- Your goal
Look below for the line that contains "What data populates", then copy it and each following line to the end of the records, minus any pictures.

*** Data to process ***

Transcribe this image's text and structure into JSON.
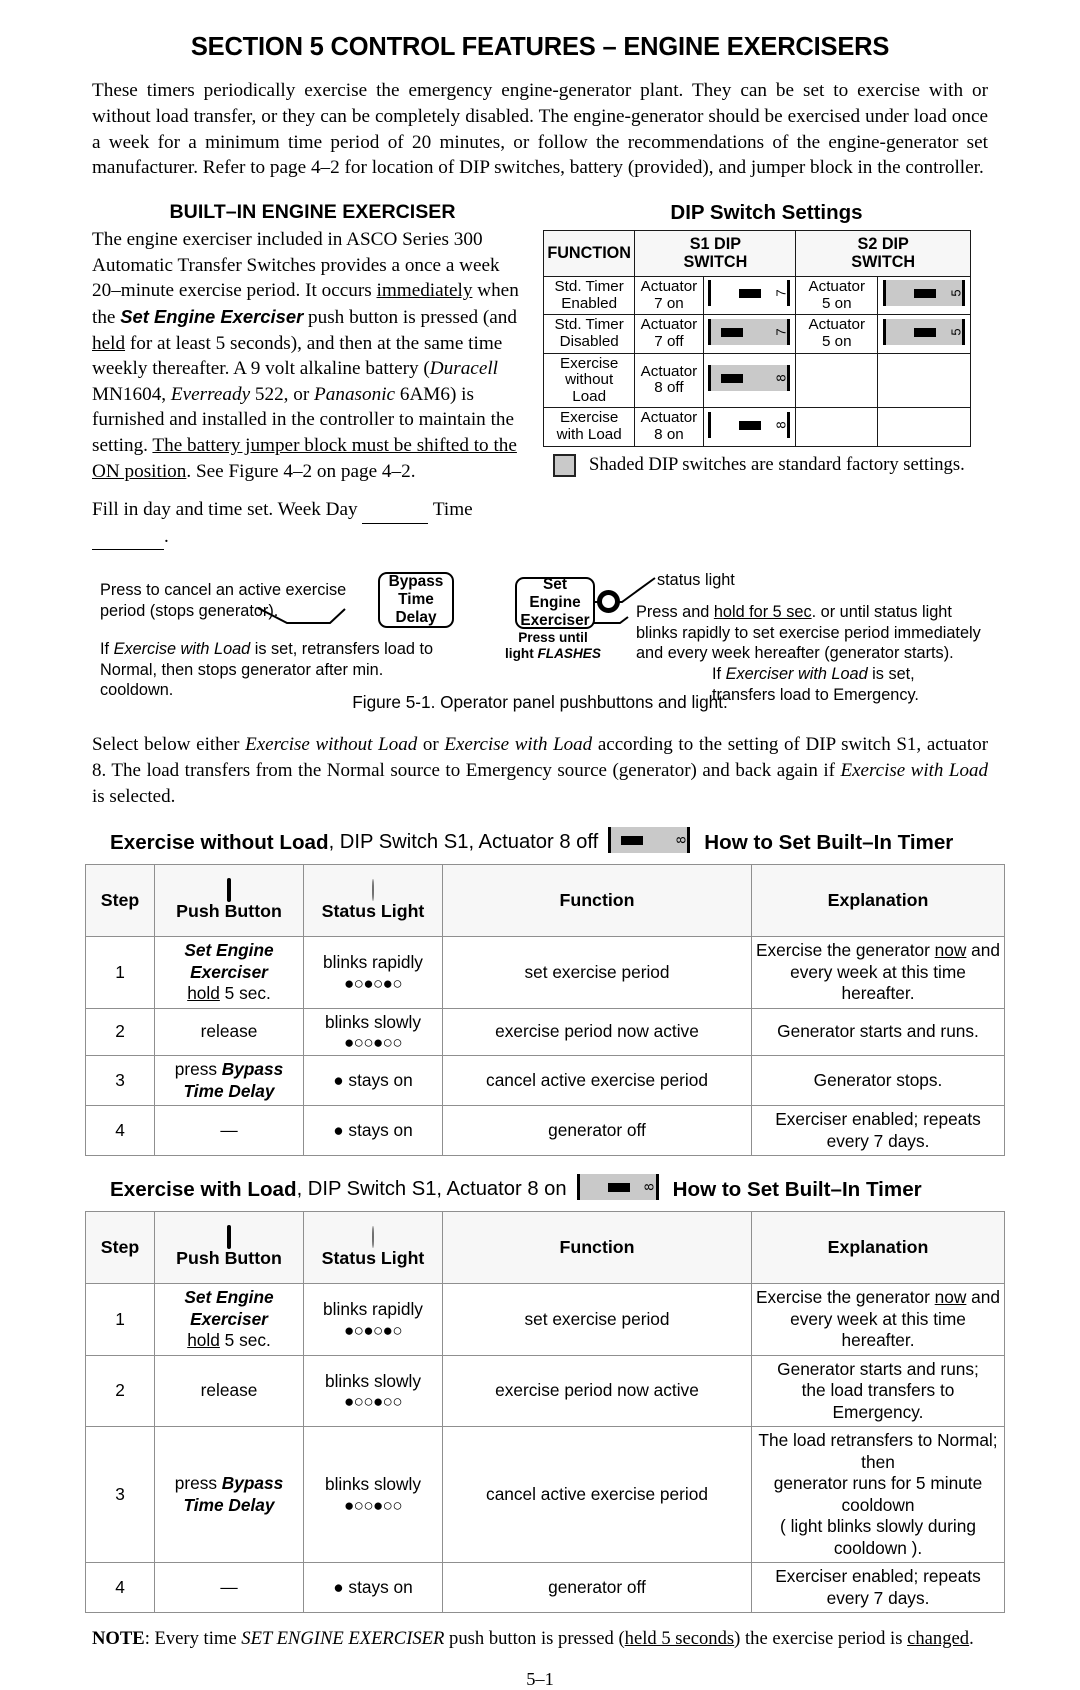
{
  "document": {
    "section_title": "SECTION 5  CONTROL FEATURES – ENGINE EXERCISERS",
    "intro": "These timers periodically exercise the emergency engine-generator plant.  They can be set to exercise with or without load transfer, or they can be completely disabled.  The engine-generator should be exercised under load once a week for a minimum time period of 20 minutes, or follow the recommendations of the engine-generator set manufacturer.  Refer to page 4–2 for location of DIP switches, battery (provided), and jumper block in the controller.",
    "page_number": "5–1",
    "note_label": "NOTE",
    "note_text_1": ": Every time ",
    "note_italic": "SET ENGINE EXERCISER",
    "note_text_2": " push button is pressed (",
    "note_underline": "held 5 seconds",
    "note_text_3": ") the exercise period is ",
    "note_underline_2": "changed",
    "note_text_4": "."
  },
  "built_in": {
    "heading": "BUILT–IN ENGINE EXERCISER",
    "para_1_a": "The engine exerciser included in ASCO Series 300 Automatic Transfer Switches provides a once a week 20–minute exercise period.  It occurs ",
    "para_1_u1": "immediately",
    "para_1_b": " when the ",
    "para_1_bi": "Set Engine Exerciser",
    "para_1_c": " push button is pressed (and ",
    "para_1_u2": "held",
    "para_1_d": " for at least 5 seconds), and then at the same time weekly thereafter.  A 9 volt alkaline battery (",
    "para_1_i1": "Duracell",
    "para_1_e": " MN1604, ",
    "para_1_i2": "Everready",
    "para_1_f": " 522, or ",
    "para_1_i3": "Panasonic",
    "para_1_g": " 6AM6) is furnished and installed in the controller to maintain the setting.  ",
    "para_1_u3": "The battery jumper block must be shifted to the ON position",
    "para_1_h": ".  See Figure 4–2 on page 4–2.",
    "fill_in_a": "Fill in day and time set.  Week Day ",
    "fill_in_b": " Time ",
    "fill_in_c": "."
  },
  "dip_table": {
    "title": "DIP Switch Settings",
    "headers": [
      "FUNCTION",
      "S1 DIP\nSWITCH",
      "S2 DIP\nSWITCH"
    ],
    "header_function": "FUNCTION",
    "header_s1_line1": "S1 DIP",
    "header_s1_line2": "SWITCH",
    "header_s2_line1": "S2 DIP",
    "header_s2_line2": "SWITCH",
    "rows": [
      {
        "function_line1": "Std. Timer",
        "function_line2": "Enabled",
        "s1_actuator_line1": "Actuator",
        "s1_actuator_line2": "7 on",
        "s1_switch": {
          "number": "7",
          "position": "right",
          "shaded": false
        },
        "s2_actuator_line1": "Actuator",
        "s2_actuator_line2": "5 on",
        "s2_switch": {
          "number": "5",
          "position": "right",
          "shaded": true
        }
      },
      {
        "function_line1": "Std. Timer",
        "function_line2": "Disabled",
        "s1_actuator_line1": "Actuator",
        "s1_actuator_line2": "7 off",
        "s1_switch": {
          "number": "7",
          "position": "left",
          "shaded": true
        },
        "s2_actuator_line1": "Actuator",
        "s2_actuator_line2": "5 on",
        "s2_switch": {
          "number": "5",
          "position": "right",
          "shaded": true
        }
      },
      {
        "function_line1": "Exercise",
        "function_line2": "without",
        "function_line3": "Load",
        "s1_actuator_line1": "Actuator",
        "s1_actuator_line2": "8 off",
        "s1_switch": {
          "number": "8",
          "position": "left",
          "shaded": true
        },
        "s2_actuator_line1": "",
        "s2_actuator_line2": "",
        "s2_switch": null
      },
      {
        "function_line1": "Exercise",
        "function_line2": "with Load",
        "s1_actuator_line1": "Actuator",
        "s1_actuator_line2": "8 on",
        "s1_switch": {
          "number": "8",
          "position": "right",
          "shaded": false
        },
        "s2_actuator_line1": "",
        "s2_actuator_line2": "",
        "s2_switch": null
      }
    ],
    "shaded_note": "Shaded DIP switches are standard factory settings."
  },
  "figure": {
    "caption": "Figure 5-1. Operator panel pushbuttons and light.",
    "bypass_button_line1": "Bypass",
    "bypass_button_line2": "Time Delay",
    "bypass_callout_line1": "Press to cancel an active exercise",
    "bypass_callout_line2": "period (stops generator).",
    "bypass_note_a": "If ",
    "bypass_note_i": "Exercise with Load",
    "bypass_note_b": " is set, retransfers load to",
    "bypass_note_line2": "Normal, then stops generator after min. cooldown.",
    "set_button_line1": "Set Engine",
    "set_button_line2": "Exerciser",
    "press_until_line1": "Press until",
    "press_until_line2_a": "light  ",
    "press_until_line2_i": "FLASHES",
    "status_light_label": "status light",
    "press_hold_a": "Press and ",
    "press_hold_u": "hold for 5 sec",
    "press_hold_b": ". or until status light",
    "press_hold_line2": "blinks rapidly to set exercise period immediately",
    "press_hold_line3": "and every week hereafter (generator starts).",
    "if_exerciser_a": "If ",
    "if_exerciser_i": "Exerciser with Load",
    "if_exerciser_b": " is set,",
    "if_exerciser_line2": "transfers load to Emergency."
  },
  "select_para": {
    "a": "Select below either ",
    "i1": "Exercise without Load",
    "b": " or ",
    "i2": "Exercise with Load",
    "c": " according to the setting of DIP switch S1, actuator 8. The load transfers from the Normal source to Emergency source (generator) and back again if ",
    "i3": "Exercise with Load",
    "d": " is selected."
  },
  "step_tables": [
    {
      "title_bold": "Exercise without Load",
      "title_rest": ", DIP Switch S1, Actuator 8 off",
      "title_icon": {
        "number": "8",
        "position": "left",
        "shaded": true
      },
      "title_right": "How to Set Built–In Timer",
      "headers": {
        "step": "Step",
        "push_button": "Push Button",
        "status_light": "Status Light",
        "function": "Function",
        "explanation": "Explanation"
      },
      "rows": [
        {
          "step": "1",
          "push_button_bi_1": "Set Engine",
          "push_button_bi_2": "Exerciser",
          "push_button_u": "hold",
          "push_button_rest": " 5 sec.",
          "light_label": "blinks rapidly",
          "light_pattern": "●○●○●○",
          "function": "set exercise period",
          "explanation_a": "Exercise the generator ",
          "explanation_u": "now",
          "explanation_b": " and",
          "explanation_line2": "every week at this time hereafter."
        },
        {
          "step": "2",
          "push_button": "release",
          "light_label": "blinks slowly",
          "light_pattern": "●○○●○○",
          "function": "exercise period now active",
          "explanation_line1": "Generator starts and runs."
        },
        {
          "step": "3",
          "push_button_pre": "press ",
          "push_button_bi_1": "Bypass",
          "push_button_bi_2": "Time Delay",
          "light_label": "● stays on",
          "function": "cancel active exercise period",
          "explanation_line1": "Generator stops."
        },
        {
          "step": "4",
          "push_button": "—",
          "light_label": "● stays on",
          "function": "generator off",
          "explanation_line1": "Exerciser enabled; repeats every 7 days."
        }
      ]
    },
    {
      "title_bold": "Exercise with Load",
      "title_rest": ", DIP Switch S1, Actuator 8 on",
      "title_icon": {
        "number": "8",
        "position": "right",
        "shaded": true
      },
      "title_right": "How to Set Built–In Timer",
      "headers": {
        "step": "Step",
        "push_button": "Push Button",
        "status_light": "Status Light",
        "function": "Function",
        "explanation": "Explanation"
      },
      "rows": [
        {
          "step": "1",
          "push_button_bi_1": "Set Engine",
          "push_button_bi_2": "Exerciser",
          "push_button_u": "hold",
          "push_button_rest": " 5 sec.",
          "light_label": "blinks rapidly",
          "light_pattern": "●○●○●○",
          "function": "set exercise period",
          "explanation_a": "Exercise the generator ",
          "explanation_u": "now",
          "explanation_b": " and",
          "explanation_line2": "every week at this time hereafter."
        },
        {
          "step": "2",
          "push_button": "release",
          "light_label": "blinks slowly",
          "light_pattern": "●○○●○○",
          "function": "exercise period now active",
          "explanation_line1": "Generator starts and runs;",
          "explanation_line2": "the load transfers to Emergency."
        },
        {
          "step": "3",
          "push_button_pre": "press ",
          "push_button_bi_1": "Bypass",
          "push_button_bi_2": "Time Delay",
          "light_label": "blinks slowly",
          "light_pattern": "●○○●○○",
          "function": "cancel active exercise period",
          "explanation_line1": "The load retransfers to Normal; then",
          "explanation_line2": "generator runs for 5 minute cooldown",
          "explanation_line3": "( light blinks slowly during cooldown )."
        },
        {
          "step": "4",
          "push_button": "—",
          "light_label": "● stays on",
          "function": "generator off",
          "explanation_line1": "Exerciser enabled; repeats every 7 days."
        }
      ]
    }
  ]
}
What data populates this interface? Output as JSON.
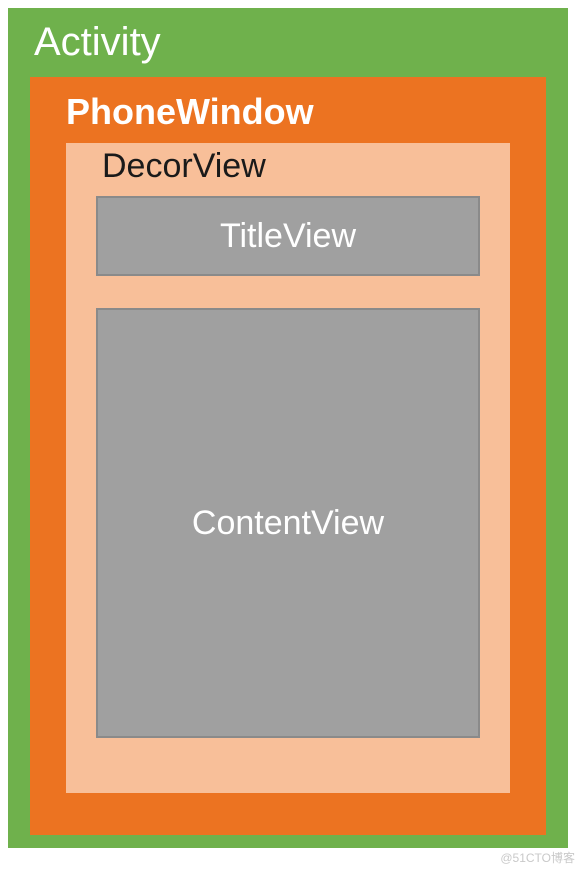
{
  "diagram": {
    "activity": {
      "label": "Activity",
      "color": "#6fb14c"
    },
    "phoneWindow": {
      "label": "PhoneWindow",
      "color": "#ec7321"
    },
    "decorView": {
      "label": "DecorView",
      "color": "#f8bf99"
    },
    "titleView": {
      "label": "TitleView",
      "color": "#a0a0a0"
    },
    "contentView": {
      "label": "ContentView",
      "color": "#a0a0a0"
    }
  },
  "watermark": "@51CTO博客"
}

***

- Exercise response
What data populates this interface? Output as JSON.
{
  "diagram": {
    "activity": {
      "label": "Activity",
      "color": "#6fb14c"
    },
    "phoneWindow": {
      "label": "PhoneWindow",
      "color": "#ec7321"
    },
    "decorView": {
      "label": "DecorView",
      "color": "#f8bf99"
    },
    "titleView": {
      "label": "TitleView",
      "color": "#a0a0a0"
    },
    "contentView": {
      "label": "ContentView",
      "color": "#a0a0a0"
    }
  },
  "watermark": "@51CTO博客"
}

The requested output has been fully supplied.